■ **REQUIREMENTS**
Copy out all lines of the records in which the word "Parásitos" appears.

■ **INPUT FOR THIS TASK**
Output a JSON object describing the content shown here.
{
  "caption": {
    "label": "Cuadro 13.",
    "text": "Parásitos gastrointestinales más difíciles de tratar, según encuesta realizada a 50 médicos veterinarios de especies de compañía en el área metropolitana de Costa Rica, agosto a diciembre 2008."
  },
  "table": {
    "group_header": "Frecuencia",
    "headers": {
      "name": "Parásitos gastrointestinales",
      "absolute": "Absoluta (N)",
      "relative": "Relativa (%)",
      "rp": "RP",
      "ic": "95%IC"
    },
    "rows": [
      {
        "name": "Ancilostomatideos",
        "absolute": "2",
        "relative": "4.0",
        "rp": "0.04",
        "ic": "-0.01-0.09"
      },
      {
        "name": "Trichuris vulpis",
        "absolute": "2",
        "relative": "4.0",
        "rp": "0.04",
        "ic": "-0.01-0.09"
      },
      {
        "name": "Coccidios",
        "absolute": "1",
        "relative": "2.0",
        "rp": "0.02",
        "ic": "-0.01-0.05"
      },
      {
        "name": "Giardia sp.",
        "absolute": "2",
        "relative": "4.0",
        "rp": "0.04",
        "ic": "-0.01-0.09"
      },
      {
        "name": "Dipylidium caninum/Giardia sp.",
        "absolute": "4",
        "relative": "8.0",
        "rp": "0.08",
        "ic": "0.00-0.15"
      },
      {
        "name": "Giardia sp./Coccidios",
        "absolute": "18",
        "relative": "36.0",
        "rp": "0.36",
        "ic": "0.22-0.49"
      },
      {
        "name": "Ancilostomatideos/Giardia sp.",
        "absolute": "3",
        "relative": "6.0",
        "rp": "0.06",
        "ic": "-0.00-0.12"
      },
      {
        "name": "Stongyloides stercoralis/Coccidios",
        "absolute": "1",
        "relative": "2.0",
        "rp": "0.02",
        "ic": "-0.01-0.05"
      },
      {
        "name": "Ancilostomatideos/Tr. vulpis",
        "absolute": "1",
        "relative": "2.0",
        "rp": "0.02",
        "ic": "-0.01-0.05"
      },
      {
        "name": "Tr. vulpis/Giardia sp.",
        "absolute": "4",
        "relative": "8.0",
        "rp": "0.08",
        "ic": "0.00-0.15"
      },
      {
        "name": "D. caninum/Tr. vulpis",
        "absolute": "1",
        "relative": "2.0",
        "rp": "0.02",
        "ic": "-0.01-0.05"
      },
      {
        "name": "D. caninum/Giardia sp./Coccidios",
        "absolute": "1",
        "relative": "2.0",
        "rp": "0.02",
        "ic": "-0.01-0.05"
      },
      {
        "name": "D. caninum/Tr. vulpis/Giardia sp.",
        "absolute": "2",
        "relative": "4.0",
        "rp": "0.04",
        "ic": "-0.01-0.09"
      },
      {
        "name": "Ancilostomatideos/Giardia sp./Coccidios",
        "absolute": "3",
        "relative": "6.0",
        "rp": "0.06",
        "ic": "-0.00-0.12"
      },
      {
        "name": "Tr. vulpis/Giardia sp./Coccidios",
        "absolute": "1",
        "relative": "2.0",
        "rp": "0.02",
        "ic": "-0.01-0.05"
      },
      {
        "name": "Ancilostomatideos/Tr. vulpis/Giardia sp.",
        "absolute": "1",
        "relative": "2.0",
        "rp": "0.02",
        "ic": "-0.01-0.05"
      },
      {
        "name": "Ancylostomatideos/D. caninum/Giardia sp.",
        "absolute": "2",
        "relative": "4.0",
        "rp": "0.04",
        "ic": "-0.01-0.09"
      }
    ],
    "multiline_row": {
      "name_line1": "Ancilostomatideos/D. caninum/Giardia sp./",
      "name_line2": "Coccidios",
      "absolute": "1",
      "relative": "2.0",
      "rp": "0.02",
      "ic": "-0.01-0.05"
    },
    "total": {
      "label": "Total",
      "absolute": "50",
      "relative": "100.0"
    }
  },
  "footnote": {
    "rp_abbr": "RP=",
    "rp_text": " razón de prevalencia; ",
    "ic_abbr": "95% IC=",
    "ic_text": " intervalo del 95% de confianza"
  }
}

■ **COMPLETED TASK**
    "text": "Parásitos gastrointestinales más difíciles de tratar, según encuesta realizada a 50 médicos veterinarios de especies de compañía en el área metropolitana de Costa Rica, agosto a diciembre 2008."
      "name": "Parásitos gastrointestinales",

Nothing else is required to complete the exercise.